DATA RECORDS: Begin

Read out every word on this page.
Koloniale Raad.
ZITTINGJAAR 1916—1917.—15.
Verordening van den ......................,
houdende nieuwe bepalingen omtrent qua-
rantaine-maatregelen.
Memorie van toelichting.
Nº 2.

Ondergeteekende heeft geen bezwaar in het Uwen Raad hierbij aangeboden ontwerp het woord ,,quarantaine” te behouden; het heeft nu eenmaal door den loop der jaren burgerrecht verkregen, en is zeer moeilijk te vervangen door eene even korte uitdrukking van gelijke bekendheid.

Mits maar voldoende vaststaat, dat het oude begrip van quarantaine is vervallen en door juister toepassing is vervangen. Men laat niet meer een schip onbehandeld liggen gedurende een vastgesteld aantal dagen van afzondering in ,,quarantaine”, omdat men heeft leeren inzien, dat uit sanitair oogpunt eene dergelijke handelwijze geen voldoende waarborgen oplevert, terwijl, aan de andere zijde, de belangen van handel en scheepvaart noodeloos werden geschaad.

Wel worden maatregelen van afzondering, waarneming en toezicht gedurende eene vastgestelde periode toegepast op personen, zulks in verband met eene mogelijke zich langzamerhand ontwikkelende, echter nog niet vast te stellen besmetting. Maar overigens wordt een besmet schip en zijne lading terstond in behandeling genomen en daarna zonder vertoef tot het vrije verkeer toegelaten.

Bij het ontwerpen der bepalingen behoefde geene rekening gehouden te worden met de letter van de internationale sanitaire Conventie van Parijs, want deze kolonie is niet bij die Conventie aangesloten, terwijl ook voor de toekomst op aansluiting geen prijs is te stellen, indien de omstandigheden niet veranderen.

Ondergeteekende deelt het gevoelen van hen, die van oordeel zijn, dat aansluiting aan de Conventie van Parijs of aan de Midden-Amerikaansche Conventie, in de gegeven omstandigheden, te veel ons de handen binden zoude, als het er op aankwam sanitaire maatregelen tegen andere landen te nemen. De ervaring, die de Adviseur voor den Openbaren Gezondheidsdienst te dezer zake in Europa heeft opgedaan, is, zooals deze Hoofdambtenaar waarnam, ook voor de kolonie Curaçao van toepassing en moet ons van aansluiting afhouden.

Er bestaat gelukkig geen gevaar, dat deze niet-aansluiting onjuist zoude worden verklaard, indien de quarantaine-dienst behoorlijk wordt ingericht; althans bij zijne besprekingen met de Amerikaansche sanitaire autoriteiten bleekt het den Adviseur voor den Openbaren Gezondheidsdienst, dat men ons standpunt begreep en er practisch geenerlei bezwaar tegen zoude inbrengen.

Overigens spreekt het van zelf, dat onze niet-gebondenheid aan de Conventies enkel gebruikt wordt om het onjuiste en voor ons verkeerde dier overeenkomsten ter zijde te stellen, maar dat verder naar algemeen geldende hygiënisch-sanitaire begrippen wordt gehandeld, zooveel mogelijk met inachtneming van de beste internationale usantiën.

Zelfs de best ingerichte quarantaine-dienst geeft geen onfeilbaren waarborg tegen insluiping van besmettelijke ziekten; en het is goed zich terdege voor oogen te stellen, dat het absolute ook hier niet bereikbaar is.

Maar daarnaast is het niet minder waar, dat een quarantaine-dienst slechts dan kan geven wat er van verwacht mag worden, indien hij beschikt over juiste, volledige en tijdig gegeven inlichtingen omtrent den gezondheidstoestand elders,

DATA RECORDS: End

◆ TASK INSTRUCTIONS ◆
Across all the records above, how many lines hold the word "bepalingen"? Answer with only that number.

◆ EXERCISE RESPONSE ◆
2